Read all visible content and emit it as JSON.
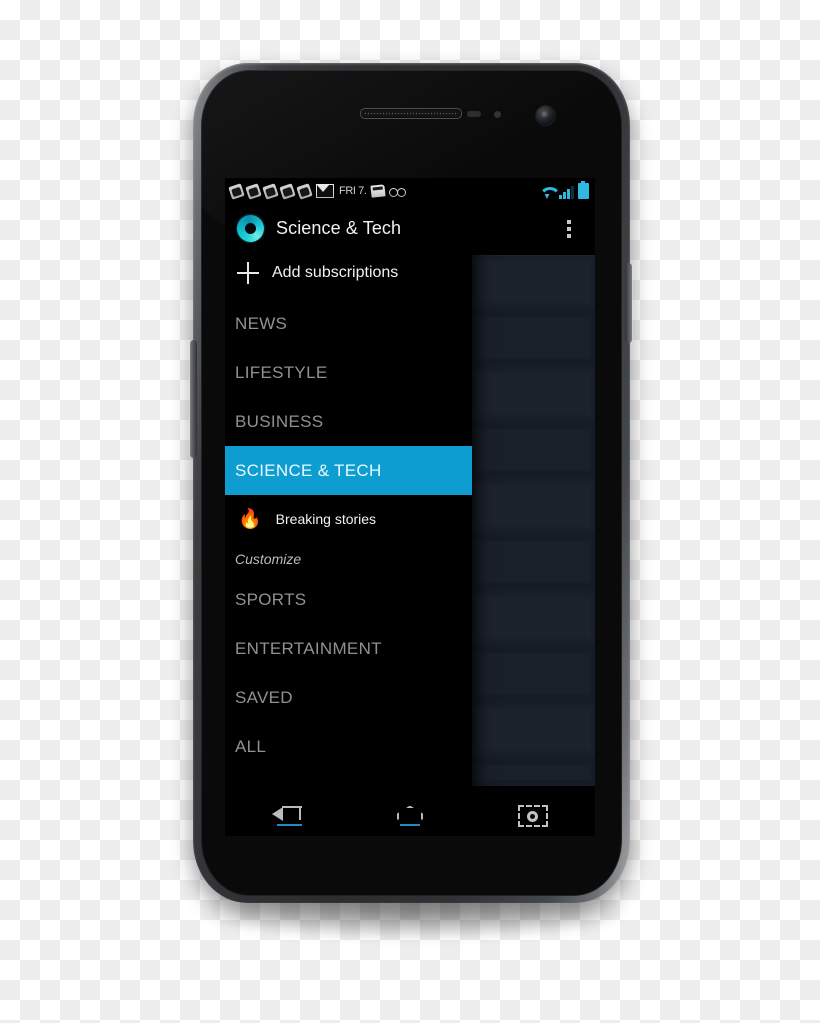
{
  "device": {
    "name": "Android smartphone (Galaxy Nexus style)",
    "hardware": {
      "earpiece": "earpiece-speaker",
      "proximity_sensor": "proximity-sensor",
      "light_sensor": "light-sensor",
      "front_camera": "front-camera",
      "volume_button": "volume-rocker",
      "power_button": "power-button"
    }
  },
  "status_bar": {
    "notification_icons": [
      "notification-card-icon",
      "notification-card-icon",
      "notification-card-icon",
      "notification-card-icon",
      "notification-card-icon",
      "gmail-icon"
    ],
    "text": "FRI 7. ",
    "extra_icons": [
      "card-icon",
      "glasses-icon"
    ],
    "right_icons": [
      "wifi-icon",
      "cellular-signal-icon",
      "battery-icon"
    ],
    "accent_color": "#2fb8e0"
  },
  "app": {
    "logo": "circular-ring-logo",
    "title": "Science & Tech",
    "overflow_label": "more-options",
    "accent_color": "#0d9dd1",
    "background_color": "#000000",
    "content_panel_color": "#161c26"
  },
  "drawer": {
    "add_subscriptions": {
      "icon": "plus-icon",
      "label": "Add subscriptions"
    },
    "categories": [
      {
        "label": "NEWS",
        "selected": false
      },
      {
        "label": "LIFESTYLE",
        "selected": false
      },
      {
        "label": "BUSINESS",
        "selected": false
      },
      {
        "label": "SCIENCE & TECH",
        "selected": true
      }
    ],
    "sub_items": [
      {
        "icon": "flame-icon",
        "glyph": "🔥",
        "label": "Breaking stories"
      }
    ],
    "customize_label": "Customize",
    "categories_after": [
      {
        "label": "SPORTS",
        "selected": false
      },
      {
        "label": "ENTERTAINMENT",
        "selected": false
      },
      {
        "label": "SAVED",
        "selected": false
      },
      {
        "label": "ALL",
        "selected": false
      }
    ]
  },
  "nav_bar": {
    "buttons": [
      {
        "name": "back-button",
        "icon": "back-arrow-icon"
      },
      {
        "name": "home-button",
        "icon": "home-icon"
      },
      {
        "name": "screenshot-button",
        "icon": "camera-screenshot-icon"
      }
    ]
  }
}
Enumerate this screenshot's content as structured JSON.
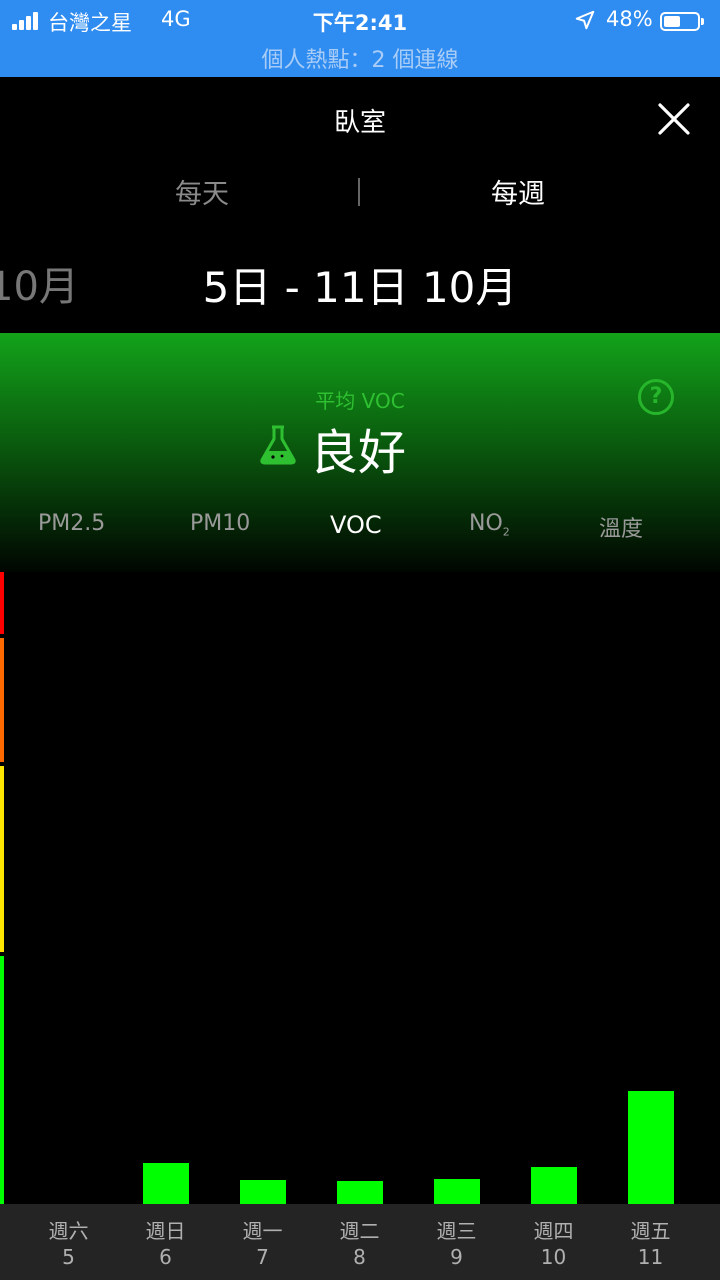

● What you will do
From the data above, write out everything exactly except the pictures.

● Solution for this task
Read all visible content and emit it as JSON.
{
  "device": {
    "name": "Android smartphone (Galaxy Nexus style)",
    "hardware": {
      "earpiece": "earpiece-speaker",
      "proximity_sensor": "proximity-sensor",
      "light_sensor": "light-sensor",
      "front_camera": "front-camera",
      "volume_button": "volume-rocker",
      "power_button": "power-button"
    }
  },
  "status_bar": {
    "notification_icons": [
      "notification-card-icon",
      "notification-card-icon",
      "notification-card-icon",
      "notification-card-icon",
      "notification-card-icon",
      "gmail-icon"
    ],
    "text": "FRI 7. ",
    "extra_icons": [
      "card-icon",
      "glasses-icon"
    ],
    "right_icons": [
      "wifi-icon",
      "cellular-signal-icon",
      "battery-icon"
    ],
    "accent_color": "#2fb8e0"
  },
  "app": {
    "logo": "circular-ring-logo",
    "title": "Science & Tech",
    "overflow_label": "more-options",
    "accent_color": "#0d9dd1",
    "background_color": "#000000",
    "content_panel_color": "#161c26"
  },
  "drawer": {
    "add_subscriptions": {
      "icon": "plus-icon",
      "label": "Add subscriptions"
    },
    "categories": [
      {
        "label": "NEWS",
        "selected": false
      },
      {
        "label": "LIFESTYLE",
        "selected": false
      },
      {
        "label": "BUSINESS",
        "selected": false
      },
      {
        "label": "SCIENCE & TECH",
        "selected": true
      }
    ],
    "sub_items": [
      {
        "icon": "flame-icon",
        "glyph": "🔥",
        "label": "Breaking stories"
      }
    ],
    "customize_label": "Customize",
    "categories_after": [
      {
        "label": "SPORTS",
        "selected": false
      },
      {
        "label": "ENTERTAINMENT",
        "selected": false
      },
      {
        "label": "SAVED",
        "selected": false
      },
      {
        "label": "ALL",
        "selected": false
      }
    ]
  },
  "nav_bar": {
    "buttons": [
      {
        "name": "back-button",
        "icon": "back-arrow-icon"
      },
      {
        "name": "home-button",
        "icon": "home-icon"
      },
      {
        "name": "screenshot-button",
        "icon": "camera-screenshot-icon"
      }
    ]
  }
}
Enumerate this screenshot's content as structured JSON.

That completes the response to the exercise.